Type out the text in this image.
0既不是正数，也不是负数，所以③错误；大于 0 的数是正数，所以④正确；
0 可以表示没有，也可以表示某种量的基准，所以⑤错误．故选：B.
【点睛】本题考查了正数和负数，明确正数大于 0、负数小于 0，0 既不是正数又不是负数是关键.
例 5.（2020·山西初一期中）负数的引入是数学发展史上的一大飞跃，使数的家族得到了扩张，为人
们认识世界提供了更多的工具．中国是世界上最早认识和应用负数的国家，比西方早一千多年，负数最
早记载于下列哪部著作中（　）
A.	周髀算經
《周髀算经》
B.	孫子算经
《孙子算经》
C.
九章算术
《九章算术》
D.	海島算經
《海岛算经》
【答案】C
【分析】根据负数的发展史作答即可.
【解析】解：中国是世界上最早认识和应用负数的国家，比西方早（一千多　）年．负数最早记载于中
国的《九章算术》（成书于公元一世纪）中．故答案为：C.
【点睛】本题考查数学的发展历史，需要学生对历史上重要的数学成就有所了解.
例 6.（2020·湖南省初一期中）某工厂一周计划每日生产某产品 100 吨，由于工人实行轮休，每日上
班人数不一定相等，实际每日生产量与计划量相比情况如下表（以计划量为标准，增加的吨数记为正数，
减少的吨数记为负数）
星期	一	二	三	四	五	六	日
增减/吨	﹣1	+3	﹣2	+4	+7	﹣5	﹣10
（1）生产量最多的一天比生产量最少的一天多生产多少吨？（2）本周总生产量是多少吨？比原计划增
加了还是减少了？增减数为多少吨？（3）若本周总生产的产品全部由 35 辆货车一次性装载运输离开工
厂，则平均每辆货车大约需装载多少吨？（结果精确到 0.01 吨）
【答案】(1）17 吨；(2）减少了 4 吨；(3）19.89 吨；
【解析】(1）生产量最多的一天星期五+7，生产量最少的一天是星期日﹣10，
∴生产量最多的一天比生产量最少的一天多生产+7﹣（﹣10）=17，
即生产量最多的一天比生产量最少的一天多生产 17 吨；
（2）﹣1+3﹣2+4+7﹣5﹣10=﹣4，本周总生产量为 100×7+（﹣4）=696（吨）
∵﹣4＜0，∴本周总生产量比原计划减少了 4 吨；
◆ ◆ ◆ ◆
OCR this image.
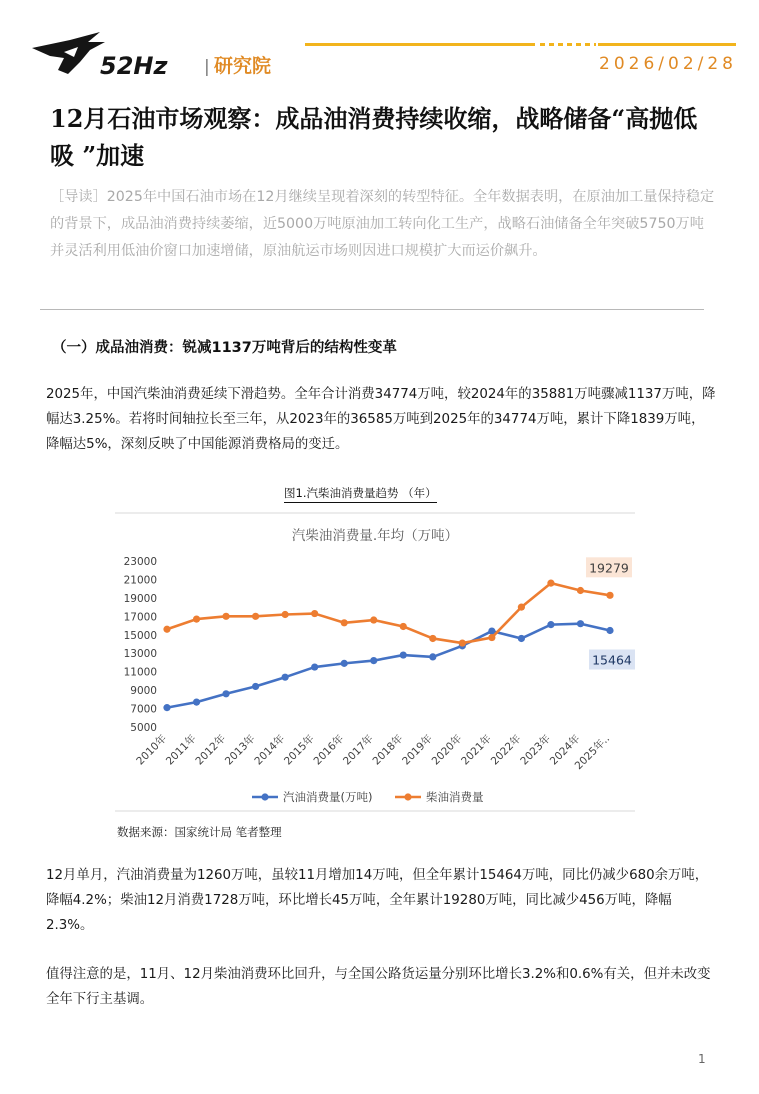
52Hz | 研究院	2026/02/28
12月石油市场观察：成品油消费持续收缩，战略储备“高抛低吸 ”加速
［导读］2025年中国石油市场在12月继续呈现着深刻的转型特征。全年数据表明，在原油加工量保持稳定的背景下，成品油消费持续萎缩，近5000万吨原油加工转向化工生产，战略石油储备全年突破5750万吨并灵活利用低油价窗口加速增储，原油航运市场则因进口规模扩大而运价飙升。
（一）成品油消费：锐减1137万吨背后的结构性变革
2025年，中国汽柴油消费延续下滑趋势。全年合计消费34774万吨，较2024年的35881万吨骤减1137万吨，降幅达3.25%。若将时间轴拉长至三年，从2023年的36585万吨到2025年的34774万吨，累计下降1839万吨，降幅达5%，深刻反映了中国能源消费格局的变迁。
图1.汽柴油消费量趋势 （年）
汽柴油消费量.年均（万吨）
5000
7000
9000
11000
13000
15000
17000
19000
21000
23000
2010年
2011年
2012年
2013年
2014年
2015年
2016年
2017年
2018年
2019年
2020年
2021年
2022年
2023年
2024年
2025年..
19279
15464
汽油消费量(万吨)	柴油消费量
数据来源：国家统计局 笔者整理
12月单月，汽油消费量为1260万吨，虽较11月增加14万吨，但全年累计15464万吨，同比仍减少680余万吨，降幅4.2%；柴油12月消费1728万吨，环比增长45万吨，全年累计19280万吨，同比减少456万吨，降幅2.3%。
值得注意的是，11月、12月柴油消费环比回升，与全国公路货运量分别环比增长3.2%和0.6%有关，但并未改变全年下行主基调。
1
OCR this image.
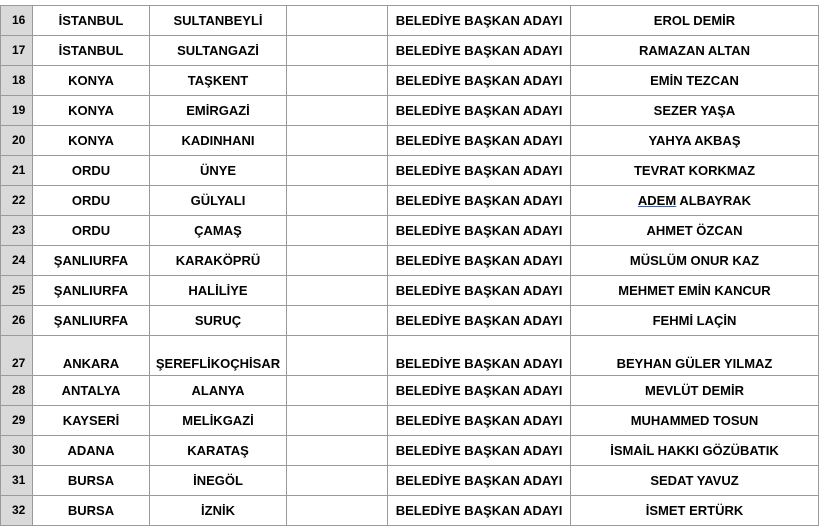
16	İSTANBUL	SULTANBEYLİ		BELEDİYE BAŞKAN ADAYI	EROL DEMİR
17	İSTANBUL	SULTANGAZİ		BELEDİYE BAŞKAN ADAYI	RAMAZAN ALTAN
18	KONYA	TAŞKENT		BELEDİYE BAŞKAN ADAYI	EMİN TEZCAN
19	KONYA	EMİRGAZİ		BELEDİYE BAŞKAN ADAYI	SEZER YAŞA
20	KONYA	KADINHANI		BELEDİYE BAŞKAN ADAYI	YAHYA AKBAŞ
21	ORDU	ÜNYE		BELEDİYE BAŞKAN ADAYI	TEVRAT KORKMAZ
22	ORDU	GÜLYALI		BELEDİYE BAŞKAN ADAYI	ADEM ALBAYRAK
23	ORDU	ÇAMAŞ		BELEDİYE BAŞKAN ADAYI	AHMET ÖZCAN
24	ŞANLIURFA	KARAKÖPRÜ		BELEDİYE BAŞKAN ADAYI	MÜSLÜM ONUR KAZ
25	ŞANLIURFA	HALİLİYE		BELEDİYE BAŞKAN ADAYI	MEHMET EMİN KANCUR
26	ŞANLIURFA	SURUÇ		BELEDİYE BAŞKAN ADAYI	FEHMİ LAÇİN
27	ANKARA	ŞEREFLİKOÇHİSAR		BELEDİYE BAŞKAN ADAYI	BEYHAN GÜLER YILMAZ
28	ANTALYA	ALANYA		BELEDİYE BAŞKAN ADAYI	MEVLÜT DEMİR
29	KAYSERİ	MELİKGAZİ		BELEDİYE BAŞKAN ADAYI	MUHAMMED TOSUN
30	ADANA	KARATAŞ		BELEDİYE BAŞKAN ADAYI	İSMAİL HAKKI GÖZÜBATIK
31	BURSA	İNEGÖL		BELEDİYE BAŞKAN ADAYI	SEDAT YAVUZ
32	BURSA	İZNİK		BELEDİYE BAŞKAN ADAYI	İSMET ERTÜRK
◆ ◆ ◆ ◆
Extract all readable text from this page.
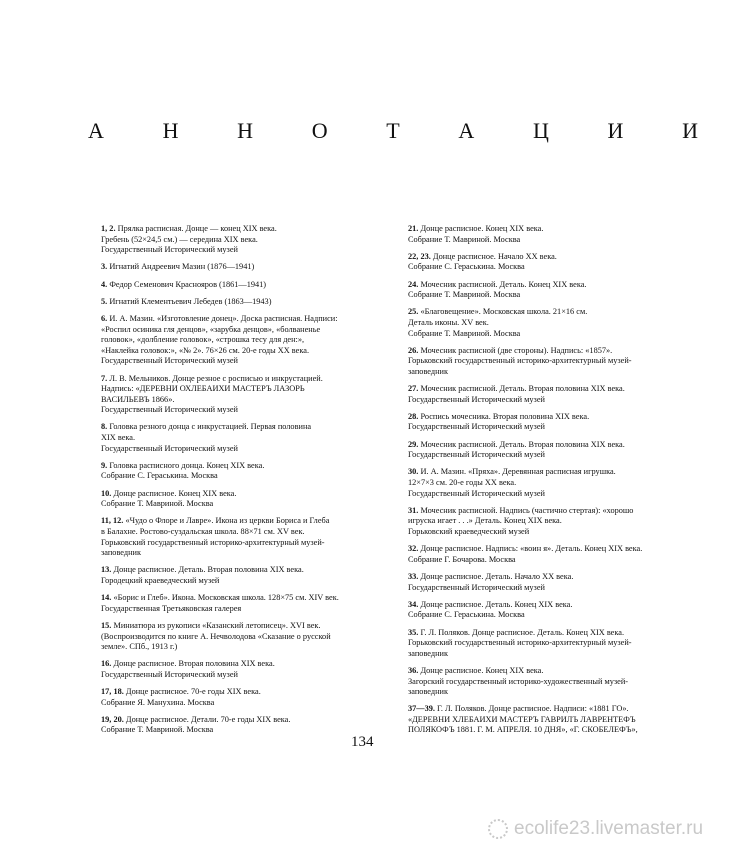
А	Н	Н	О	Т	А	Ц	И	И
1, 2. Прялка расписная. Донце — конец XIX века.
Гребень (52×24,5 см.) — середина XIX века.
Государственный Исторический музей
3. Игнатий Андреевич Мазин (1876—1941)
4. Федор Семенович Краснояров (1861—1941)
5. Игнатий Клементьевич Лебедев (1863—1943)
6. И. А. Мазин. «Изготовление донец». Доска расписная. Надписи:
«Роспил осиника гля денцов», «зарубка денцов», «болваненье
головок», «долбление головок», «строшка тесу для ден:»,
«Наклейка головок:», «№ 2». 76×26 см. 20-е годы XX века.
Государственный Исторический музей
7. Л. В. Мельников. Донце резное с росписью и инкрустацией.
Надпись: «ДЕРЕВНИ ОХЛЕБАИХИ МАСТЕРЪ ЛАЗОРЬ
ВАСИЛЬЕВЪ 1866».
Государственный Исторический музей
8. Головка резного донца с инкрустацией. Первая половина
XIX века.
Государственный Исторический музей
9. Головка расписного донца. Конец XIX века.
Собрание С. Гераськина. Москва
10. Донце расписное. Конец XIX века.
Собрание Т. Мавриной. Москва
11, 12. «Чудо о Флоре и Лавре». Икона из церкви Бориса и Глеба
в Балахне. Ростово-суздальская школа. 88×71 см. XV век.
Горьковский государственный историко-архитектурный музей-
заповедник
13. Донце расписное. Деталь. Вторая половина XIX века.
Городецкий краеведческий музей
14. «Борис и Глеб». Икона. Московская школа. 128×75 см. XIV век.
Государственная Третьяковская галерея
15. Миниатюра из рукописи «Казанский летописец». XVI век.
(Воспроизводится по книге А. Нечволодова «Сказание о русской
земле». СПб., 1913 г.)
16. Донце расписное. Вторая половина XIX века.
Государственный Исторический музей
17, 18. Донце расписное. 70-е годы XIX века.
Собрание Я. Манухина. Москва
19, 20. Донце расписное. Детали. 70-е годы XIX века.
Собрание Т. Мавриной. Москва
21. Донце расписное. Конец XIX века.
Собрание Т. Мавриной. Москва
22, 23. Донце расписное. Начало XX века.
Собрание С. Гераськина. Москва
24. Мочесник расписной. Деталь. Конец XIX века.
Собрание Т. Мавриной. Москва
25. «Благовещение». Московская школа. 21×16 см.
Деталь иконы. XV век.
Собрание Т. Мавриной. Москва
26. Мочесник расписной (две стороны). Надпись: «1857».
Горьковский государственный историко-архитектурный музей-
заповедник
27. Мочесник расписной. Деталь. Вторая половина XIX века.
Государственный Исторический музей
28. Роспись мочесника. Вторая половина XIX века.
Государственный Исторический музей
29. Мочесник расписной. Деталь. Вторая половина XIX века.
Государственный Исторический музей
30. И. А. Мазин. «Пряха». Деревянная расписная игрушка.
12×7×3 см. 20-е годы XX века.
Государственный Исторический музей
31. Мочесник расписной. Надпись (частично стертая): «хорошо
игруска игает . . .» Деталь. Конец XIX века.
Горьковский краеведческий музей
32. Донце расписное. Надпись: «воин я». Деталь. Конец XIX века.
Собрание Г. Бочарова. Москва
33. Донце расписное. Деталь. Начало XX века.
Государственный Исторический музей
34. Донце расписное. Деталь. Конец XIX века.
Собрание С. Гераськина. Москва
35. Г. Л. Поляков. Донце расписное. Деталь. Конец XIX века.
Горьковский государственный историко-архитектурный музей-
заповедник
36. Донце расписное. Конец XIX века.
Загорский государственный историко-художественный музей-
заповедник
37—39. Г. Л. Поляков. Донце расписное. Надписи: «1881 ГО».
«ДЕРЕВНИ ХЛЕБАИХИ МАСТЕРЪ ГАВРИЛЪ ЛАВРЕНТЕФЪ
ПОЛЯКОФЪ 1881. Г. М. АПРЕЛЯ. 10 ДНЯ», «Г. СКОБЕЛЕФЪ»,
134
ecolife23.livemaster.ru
◆ ◆ ◆ ◆
**Task prompt**
Single out each line of the records above with the string "Поляков" in it, and copy it.

**Completed task**
35. Г. Л. Поляков. Донце расписное. Деталь. Конец XIX века.
37—39. Г. Л. Поляков. Донце расписное. Надписи: «1881 ГО».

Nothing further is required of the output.